* _Page extract_
-=-=-

Delay to Brexit bill amendments confirmed
Promised changes to the UK government's EU Withdrawal Bill that would reflect concerns over its impact on devolution will be delayed, it has been confirmed.
Scottish Secretary David Mundell told MPs last month that the amendments would happen during next week's report stage in the House of Commons.
However, he has now said the changes will not happen until the bill reaches the House of Lords.
He also said the government remained committed to improving the bill.
Government sources said that the resignation of Damian Green - who had been leading talks with the devolved administrations - from his Cabinet Office post, coupled with the festive break, had caused the timetable to slip.
The Scottish government has previously said it would not put the legislation to a consent vote in the Scottish Parliament unless changes are made.
Mr Mundell said: "I can confirm today that amendments to clause 11 of the bill will be brought forward in the House of Lords, allowing for further discussions to take place between the UK government and Scottish government.
"A substantial number of powers will transfer direct to the Scottish Parliament. The two governments agree that in some areas common frameworks will be required.
"I regret that it has not been possible to bring forward amendments at the report stage but our commitment to improve the bill remains absolute. The most important thing is that the changes we bring forward command support on all sides, and talks between Scotland's two governments will continue."
He added: "I remain confident we can reach a place where the Scottish Parliament will give legislative consent to this vitally important piece of legislation.
"The two governments have made good progress on how powers should be brought back from Brussels, including through the JMC(EN) meetings, and expect to make further progress in the coming weeks and months."
The Scottish government's Brexit minister, Mike Russell, told Holyrood that the UK government's failure to introduce the amendments in the House of Commons was "very regrettable" and "unacceptable", but said that talks over the bill would continue.
He added: "We have spent six months discussing bringing forward this amendment, and no amendment has been brought forward."
Analysis by Nick Eardley, BBC Scotland's Westminster correspondent
Lots of frustration at the announcement tonight there won't be changes to the Withdrawal Bill next week.
Scottish Secretary David Mundell had promise amendments to reflect concerns over the impact the bill will have on devolution at report stage. But today he confirmed that's not happening now; there's been no agreement with Edinburgh and ministers in London don't want to bring the changes until that happens.
My sources say the departure of Damian Green - who had chaired high-level meetings with the Scottish government on this - didn't help. Nor did the fact the next parliamentary stage of the bill is happening a bit earlier than most expected.

-=-=-

* _Records for this exercise_
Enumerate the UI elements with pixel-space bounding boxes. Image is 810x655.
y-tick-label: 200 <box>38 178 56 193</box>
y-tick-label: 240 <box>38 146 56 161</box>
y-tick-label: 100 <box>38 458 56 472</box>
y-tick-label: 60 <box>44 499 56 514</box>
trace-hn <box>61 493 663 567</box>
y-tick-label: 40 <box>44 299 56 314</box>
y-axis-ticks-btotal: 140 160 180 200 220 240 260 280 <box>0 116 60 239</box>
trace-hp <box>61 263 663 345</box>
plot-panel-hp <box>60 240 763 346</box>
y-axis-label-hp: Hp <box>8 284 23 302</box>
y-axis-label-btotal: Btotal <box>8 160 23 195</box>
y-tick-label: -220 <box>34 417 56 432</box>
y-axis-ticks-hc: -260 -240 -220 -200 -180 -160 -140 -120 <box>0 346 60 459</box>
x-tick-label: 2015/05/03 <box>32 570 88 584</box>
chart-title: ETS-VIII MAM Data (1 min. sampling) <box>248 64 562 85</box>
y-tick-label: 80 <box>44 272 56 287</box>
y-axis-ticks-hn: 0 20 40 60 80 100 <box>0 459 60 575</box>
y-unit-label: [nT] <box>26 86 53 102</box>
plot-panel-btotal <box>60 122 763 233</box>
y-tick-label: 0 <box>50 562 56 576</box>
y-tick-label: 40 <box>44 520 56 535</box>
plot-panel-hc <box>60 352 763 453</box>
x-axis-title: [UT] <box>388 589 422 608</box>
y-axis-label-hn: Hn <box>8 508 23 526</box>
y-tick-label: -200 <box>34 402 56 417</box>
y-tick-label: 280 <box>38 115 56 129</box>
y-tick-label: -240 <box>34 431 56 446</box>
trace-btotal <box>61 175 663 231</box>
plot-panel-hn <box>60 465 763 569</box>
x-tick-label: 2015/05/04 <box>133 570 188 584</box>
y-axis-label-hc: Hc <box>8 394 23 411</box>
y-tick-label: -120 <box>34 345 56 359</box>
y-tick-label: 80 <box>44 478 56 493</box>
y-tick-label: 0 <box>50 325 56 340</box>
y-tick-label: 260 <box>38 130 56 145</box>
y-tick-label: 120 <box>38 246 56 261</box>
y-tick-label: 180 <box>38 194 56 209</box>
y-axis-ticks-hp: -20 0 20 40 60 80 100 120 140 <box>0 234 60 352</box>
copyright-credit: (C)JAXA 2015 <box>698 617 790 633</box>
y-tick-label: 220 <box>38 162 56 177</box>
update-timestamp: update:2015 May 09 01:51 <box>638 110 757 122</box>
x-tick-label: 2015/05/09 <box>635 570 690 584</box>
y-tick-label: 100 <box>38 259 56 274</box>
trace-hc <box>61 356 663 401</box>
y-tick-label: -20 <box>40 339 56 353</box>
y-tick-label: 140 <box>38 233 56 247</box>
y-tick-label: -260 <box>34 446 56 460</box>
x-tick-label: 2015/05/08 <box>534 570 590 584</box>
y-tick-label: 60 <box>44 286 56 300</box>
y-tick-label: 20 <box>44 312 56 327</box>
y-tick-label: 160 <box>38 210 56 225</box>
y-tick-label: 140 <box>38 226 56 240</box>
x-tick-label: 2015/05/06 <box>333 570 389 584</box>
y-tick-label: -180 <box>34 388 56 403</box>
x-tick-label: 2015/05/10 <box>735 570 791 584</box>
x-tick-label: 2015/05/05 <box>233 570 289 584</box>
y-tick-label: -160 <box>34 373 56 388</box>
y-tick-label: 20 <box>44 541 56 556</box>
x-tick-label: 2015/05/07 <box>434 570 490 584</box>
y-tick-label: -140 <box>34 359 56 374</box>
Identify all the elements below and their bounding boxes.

-=-=-

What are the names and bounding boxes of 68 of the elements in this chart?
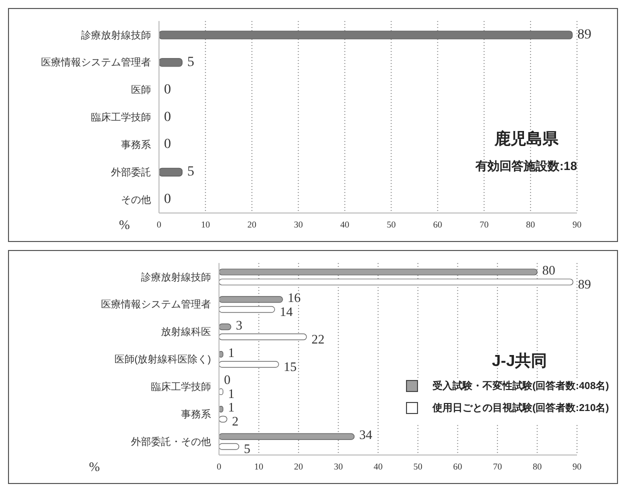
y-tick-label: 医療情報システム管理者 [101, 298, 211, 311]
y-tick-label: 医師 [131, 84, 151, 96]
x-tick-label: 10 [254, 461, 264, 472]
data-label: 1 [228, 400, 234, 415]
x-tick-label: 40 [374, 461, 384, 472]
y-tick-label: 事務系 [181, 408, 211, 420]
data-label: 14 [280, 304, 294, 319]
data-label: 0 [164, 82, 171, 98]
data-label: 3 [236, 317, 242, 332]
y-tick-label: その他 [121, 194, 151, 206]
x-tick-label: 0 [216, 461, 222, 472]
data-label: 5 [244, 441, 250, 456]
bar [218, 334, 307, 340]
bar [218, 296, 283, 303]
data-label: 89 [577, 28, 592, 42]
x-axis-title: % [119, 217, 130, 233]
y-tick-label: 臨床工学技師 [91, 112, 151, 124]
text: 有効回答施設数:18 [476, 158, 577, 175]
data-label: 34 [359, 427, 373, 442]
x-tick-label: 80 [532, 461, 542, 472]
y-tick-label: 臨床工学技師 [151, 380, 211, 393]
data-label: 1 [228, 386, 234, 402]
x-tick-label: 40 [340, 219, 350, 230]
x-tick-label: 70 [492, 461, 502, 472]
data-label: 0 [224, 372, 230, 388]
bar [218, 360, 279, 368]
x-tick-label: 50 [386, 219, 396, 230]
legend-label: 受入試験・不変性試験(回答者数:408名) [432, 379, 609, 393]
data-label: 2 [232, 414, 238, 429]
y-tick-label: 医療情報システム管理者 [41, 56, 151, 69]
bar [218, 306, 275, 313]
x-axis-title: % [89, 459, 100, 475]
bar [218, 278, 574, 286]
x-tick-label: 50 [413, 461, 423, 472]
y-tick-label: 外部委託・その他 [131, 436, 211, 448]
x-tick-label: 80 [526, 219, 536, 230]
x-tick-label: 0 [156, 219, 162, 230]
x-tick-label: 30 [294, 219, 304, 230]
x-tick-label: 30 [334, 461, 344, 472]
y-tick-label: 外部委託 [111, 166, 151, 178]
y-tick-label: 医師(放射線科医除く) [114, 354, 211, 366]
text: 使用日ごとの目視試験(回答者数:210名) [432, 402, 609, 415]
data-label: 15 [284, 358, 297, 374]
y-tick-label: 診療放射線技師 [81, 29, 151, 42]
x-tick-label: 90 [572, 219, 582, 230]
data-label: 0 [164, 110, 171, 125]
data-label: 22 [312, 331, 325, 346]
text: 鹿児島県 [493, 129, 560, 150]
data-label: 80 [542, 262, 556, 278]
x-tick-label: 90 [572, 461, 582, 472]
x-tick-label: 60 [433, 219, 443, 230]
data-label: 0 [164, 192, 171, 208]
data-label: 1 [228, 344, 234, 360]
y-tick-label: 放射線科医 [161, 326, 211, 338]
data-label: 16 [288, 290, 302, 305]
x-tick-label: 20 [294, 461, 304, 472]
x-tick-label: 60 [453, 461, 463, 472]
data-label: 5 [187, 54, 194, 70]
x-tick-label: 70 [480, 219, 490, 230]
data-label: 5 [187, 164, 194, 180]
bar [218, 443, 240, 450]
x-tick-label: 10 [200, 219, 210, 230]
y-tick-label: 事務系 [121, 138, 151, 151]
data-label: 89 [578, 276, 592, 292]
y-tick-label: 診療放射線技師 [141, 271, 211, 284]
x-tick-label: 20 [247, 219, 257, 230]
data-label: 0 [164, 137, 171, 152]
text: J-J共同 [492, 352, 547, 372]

-=-=-

* _Task instructions_
1 – Echo the Brexit bill article word for word. Begin at the words "Government sources said" and stop after "timetable to slip.".
2 – Rewrite the entries from the line that has "Enumerate the UI" through the line that has "y-tick-label: -200 <box>34 402 56 417</box>", with "chart-title" changed to "plot-title" and nothing else altered.

* _Outputs by task_
1 –
Government sources said that the resignation of Damian Green - who had been leading talks with the devolved administrations - from his Cabinet Office post, coupled with the festive break, had caused the timetable to slip.

2 –
Enumerate the UI elements with pixel-space bounding boxes. Image is 810x655.
y-tick-label: 200 <box>38 178 56 193</box>
y-tick-label: 240 <box>38 146 56 161</box>
y-tick-label: 100 <box>38 458 56 472</box>
y-tick-label: 60 <box>44 499 56 514</box>
trace-hn <box>61 493 663 567</box>
y-tick-label: 40 <box>44 299 56 314</box>
y-axis-ticks-btotal: 140 160 180 200 220 240 260 280 <box>0 116 60 239</box>
trace-hp <box>61 263 663 345</box>
plot-panel-hp <box>60 240 763 346</box>
y-axis-label-hp: Hp <box>8 284 23 302</box>
y-axis-label-btotal: Btotal <box>8 160 23 195</box>
y-tick-label: -220 <box>34 417 56 432</box>
y-axis-ticks-hc: -260 -240 -220 -200 -180 -160 -140 -120 <box>0 346 60 459</box>
x-tick-label: 2015/05/03 <box>32 570 88 584</box>
plot-title: ETS-VIII MAM Data (1 min. sampling) <box>248 64 562 85</box>
y-tick-label: 80 <box>44 272 56 287</box>
y-axis-ticks-hn: 0 20 40 60 80 100 <box>0 459 60 575</box>
y-unit-label: [nT] <box>26 86 53 102</box>
plot-panel-btotal <box>60 122 763 233</box>
y-tick-label: 0 <box>50 562 56 576</box>
y-tick-label: 40 <box>44 520 56 535</box>
plot-panel-hc <box>60 352 763 453</box>
x-axis-title: [UT] <box>388 589 422 608</box>
y-axis-label-hn: Hn <box>8 508 23 526</box>
y-tick-label: -200 <box>34 402 56 417</box>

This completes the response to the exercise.